▶ [MATERIAL PROVIDED]:
--

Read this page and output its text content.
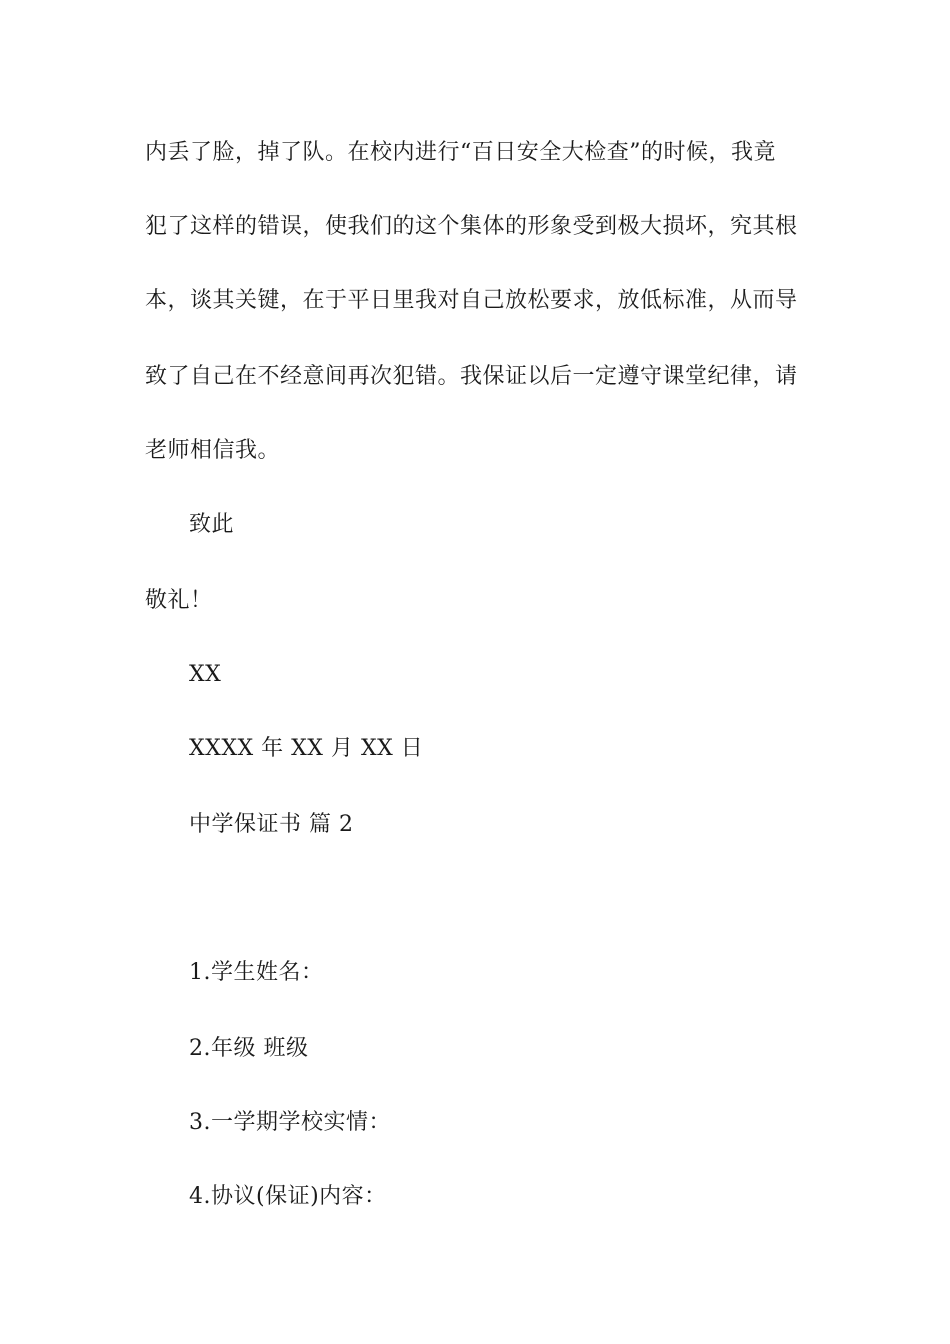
内丢了脸，掉了队。在校内进行“百日安全大检查”的时候，我竟
犯了这样的错误，使我们的这个集体的形象受到极大损坏，究其根
本，谈其关键，在于平日里我对自己放松要求，放低标准，从而导
致了自己在不经意间再次犯错。我保证以后一定遵守课堂纪律，请
老师相信我。
致此
敬礼！
XX
XXXX 年 XX 月 XX 日
中学保证书 篇 2
1.学生姓名：
2.年级 班级
3.一学期学校实情：
4.协议(保证)内容：
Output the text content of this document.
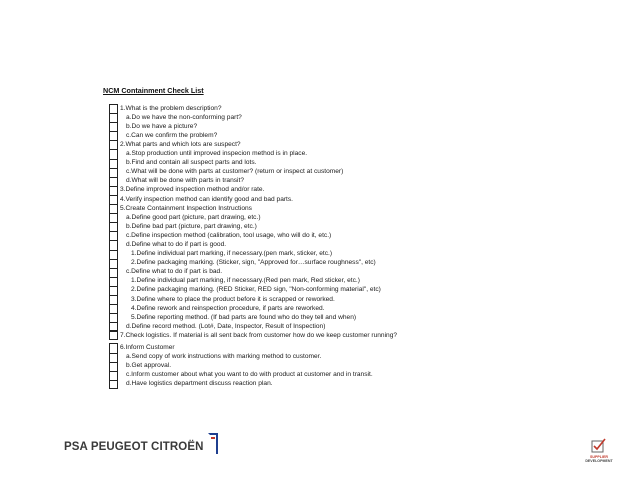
NCM Containment Check List
1.What is the problem description?
a.Do we have the non-conforming part?
b.Do we have a picture?
c.Can we confirm the problem?
2.What parts and which lots are suspect?
a.Stop production until improved inspecion method is in place.
b.Find and contain all suspect parts and lots.
c.What will be done with parts at customer? (return or inspect at customer)
d.What will be done with parts in transit?
3.Define improved inspection method and/or rate.
4.Verify inspection method can identify good and bad parts.
5.Create Containment Inspection Instructions
a.Define good part (picture, part drawing, etc.)
b.Define bad part (picture, part drawing, etc.)
c.Define inspection method (calibration, tool usage, who will do it, etc.)
d.Define what to do if part is good.
1.Define individual part marking, if necessary.(pen mark, sticker, etc.)
2.Define packaging marking. (Sticker, sign, "Approved for…surface roughness", etc)
c.Define what to do if part is bad.
1.Define individual part marking, if necessary.(Red pen mark, Red sticker, etc.)
2.Define packaging marking. (RED Sticker, RED sign, "Non-conforming material", etc)
3.Define where to place the product before it is scrapped or reworked.
4.Define rework and reinspection procedure, if parts are reworked.
5.Define reporting method. (If bad parts are found who do they tell and when)
d.Define record method. (Lot#, Date, Inspector, Result of Inspection)
7.Check logistics. If material is all sent back from customer how do we keep customer running?
6.Inform Customer
a.Send copy of work instructions with marking method to customer.
b.Get approval.
c.Inform customer about what you want to do with product at customer and in transit.
d.Have logistics department discuss reaction plan.
PSA PEUGEOT CITROËN
SUPPLIER
DEVELOPMENT
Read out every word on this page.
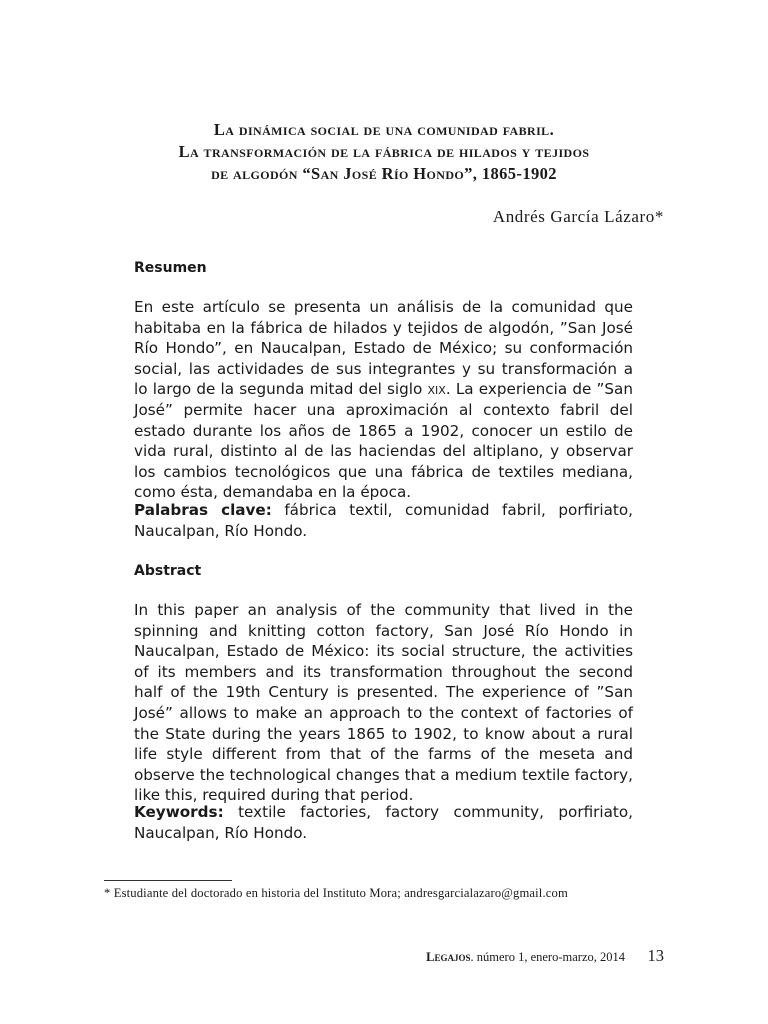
La dinámica social de una comunidad fabril.
La transformación de la fábrica de hilados y tejidos
de algodón “San José Río Hondo”, 1865-1902
Andrés García Lázaro*
Resumen
En este artículo se presenta un análisis de la comunidad que habitaba en la fábrica de hilados y tejidos de algodón, ”San José Río Hondo”, en Naucalpan, Estado de México; su conformación social, las actividades de sus integrantes y su transformación a lo largo de la segunda mitad del siglo xix. La experiencia de ”San José” permite hacer una aproximación al contexto fabril del estado durante los años de 1865 a 1902, conocer un estilo de vida rural, distinto al de las haciendas del altiplano, y observar los cambios tecnológicos que una fábrica de textiles mediana, como ésta, demandaba en la época.
Palabras clave: fábrica textil, comunidad fabril, porfiriato, Naucalpan, Río Hondo.
Abstract
In this paper an analysis of the community that lived in the spinning and knitting cotton factory, San José Río Hondo in Naucalpan, Estado de México: its social structure, the activities of its members and its transformation throughout the second half of the 19th Century is presented. The experience of ”San José” allows to make an approach to the context of factories of the State during the years 1865 to 1902, to know about a rural life style different from that of the farms of the meseta and observe the technological changes that a medium textile factory, like this, required during that period.
Keywords: textile factories, factory community, porfiriato, Naucalpan, Río Hondo.
* Estudiante del doctorado en historia del Instituto Mora; andresgarcialazaro@gmail.com
Legajos. número 1, enero-marzo, 2014 13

--

▶ [EXERCISE]:
Select and copy each line from the data that includes the word "content".

▶ [FINISHED TASK]:
Read this page and output its text content.
Output the text content of this document.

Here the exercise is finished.